[Records from a dataset]
**********

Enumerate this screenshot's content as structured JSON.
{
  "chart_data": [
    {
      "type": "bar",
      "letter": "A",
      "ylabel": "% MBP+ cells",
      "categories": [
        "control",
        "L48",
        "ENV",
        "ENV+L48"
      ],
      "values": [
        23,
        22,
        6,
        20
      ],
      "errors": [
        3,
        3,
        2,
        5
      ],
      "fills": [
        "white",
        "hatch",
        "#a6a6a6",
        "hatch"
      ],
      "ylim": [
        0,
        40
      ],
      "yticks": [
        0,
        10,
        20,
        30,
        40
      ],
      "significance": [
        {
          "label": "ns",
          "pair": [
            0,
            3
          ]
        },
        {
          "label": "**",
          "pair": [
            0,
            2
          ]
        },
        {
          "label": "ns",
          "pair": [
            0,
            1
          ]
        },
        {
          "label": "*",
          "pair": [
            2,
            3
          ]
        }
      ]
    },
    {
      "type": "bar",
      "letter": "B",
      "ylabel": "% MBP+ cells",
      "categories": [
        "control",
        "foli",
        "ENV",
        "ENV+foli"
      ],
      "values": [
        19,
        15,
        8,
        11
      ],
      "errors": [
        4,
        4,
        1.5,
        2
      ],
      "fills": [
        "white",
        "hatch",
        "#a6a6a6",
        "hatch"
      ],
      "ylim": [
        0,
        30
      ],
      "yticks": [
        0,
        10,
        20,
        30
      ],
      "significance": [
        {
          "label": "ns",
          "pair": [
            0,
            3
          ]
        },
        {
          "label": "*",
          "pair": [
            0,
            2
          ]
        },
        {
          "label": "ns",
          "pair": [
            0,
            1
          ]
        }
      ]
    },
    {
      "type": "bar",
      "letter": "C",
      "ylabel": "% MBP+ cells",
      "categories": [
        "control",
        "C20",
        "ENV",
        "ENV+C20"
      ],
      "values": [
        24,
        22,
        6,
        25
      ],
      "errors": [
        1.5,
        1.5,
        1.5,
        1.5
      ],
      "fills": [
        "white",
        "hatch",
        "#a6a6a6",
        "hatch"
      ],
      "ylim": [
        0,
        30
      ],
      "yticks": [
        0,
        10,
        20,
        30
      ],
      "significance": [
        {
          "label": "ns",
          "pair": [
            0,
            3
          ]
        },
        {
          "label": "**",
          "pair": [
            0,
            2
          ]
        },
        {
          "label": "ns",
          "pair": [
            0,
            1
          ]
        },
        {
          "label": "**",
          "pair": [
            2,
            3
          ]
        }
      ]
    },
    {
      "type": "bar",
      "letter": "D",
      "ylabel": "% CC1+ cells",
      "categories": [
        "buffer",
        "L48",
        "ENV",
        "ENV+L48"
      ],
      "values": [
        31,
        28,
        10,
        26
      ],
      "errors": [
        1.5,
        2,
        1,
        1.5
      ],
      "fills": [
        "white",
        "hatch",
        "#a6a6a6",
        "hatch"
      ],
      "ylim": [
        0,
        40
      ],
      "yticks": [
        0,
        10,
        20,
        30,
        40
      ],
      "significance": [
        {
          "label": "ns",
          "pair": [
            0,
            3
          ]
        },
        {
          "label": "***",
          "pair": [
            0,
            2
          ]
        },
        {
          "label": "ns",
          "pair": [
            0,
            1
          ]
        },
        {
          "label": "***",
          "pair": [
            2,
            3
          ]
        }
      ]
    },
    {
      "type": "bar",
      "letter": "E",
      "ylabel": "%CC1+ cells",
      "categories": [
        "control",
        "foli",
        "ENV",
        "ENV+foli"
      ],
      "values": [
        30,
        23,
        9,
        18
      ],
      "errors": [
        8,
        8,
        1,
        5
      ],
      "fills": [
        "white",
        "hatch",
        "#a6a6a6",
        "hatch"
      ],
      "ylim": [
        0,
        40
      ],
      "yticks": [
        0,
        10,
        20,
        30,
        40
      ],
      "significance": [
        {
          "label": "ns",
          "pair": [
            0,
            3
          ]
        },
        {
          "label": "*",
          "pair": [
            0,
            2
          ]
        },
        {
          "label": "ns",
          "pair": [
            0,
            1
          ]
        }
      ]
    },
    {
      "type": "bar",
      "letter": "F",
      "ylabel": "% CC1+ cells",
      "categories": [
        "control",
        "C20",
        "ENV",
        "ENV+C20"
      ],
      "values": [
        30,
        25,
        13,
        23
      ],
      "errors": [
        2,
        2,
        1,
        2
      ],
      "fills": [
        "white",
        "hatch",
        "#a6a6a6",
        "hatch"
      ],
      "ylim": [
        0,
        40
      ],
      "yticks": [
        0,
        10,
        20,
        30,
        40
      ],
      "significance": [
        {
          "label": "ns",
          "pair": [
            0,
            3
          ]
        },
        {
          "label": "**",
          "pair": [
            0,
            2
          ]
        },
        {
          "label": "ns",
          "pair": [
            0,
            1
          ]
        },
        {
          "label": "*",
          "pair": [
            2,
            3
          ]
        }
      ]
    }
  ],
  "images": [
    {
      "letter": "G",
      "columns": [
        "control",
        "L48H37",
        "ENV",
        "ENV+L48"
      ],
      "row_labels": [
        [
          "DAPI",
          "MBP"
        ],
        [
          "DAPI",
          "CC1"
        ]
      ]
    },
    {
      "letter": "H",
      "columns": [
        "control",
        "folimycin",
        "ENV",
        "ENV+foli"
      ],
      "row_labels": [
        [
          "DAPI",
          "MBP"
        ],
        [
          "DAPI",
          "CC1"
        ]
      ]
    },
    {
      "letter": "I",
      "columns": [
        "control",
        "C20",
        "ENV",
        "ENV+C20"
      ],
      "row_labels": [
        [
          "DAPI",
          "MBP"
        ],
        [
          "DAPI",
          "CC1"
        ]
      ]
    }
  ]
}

**********

Retype all of the lines shown above, keeping each one exact.

Enumerate this screenshot's content as structured JSON.
{
  "chart_data": [
    {
      "type": "bar",
      "letter": "A",
      "ylabel": "% MBP+ cells",
      "categories": [
        "control",
        "L48",
        "ENV",
        "ENV+L48"
      ],
      "values": [
        23,
        22,
        6,
        20
      ],
      "errors": [
        3,
        3,
        2,
        5
      ],
      "fills": [
        "white",
        "hatch",
        "#a6a6a6",
        "hatch"
      ],
      "ylim": [
        0,
        40
      ],
      "yticks": [
        0,
        10,
        20,
        30,
        40
      ],
      "significance": [
        {
          "label": "ns",
          "pair": [
            0,
            3
          ]
        },
        {
          "label": "**",
          "pair": [
            0,
            2
          ]
        },
        {
          "label": "ns",
          "pair": [
            0,
            1
          ]
        },
        {
          "label": "*",
          "pair": [
            2,
            3
          ]
        }
      ]
    },
    {
      "type": "bar",
      "letter": "B",
      "ylabel": "% MBP+ cells",
      "categories": [
        "control",
        "foli",
        "ENV",
        "ENV+foli"
      ],
      "values": [
        19,
        15,
        8,
        11
      ],
      "errors": [
        4,
        4,
        1.5,
        2
      ],
      "fills": [
        "white",
        "hatch",
        "#a6a6a6",
        "hatch"
      ],
      "ylim": [
        0,
        30
      ],
      "yticks": [
        0,
        10,
        20,
        30
      ],
      "significance": [
        {
          "label": "ns",
          "pair": [
            0,
            3
          ]
        },
        {
          "label": "*",
          "pair": [
            0,
            2
          ]
        },
        {
          "label": "ns",
          "pair": [
            0,
            1
          ]
        }
      ]
    },
    {
      "type": "bar",
      "letter": "C",
      "ylabel": "% MBP+ cells",
      "categories": [
        "control",
        "C20",
        "ENV",
        "ENV+C20"
      ],
      "values": [
        24,
        22,
        6,
        25
      ],
      "errors": [
        1.5,
        1.5,
        1.5,
        1.5
      ],
      "fills": [
        "white",
        "hatch",
        "#a6a6a6",
        "hatch"
      ],
      "ylim": [
        0,
        30
      ],
      "yticks": [
        0,
        10,
        20,
        30
      ],
      "significance": [
        {
          "label": "ns",
          "pair": [
            0,
            3
          ]
        },
        {
          "label": "**",
          "pair": [
            0,
            2
          ]
        },
        {
          "label": "ns",
          "pair": [
            0,
            1
          ]
        },
        {
          "label": "**",
          "pair": [
            2,
            3
          ]
        }
      ]
    },
    {
      "type": "bar",
      "letter": "D",
      "ylabel": "% CC1+ cells",
      "categories": [
        "buffer",
        "L48",
        "ENV",
        "ENV+L48"
      ],
      "values": [
        31,
        28,
        10,
        26
      ],
      "errors": [
        1.5,
        2,
        1,
        1.5
      ],
      "fills": [
        "white",
        "hatch",
        "#a6a6a6",
        "hatch"
      ],
      "ylim": [
        0,
        40
      ],
      "yticks": [
        0,
        10,
        20,
        30,
        40
      ],
      "significance": [
        {
          "label": "ns",
          "pair": [
            0,
            3
          ]
        },
        {
          "label": "***",
          "pair": [
            0,
            2
          ]
        },
        {
          "label": "ns",
          "pair": [
            0,
            1
          ]
        },
        {
          "label": "***",
          "pair": [
            2,
            3
          ]
        }
      ]
    },
    {
      "type": "bar",
      "letter": "E",
      "ylabel": "%CC1+ cells",
      "categories": [
        "control",
        "foli",
        "ENV",
        "ENV+foli"
      ],
      "values": [
        30,
        23,
        9,
        18
      ],
      "errors": [
        8,
        8,
        1,
        5
      ],
      "fills": [
        "white",
        "hatch",
        "#a6a6a6",
        "hatch"
      ],
      "ylim": [
        0,
        40
      ],
      "yticks": [
        0,
        10,
        20,
        30,
        40
      ],
      "significance": [
        {
          "label": "ns",
          "pair": [
            0,
            3
          ]
        },
        {
          "label": "*",
          "pair": [
            0,
            2
          ]
        },
        {
          "label": "ns",
          "pair": [
            0,
            1
          ]
        }
      ]
    },
    {
      "type": "bar",
      "letter": "F",
      "ylabel": "% CC1+ cells",
      "categories": [
        "control",
        "C20",
        "ENV",
        "ENV+C20"
      ],
      "values": [
        30,
        25,
        13,
        23
      ],
      "errors": [
        2,
        2,
        1,
        2
      ],
      "fills": [
        "white",
        "hatch",
        "#a6a6a6",
        "hatch"
      ],
      "ylim": [
        0,
        40
      ],
      "yticks": [
        0,
        10,
        20,
        30,
        40
      ],
      "significance": [
        {
          "label": "ns",
          "pair": [
            0,
            3
          ]
        },
        {
          "label": "**",
          "pair": [
            0,
            2
          ]
        },
        {
          "label": "ns",
          "pair": [
            0,
            1
          ]
        },
        {
          "label": "*",
          "pair": [
            2,
            3
          ]
        }
      ]
    }
  ],
  "images": [
    {
      "letter": "G",
      "columns": [
        "control",
        "L48H37",
        "ENV",
        "ENV+L48"
      ],
      "row_labels": [
        [
          "DAPI",
          "MBP"
        ],
        [
          "DAPI",
          "CC1"
        ]
      ]
    },
    {
      "letter": "H",
      "columns": [
        "control",
        "folimycin",
        "ENV",
        "ENV+foli"
      ],
      "row_labels": [
        [
          "DAPI",
          "MBP"
        ],
        [
          "DAPI",
          "CC1"
        ]
      ]
    },
    {
      "letter": "I",
      "columns": [
        "control",
        "C20",
        "ENV",
        "ENV+C20"
      ],
      "row_labels": [
        [
          "DAPI",
          "MBP"
        ],
        [
          "DAPI",
          "CC1"
        ]
      ]
    }
  ]
}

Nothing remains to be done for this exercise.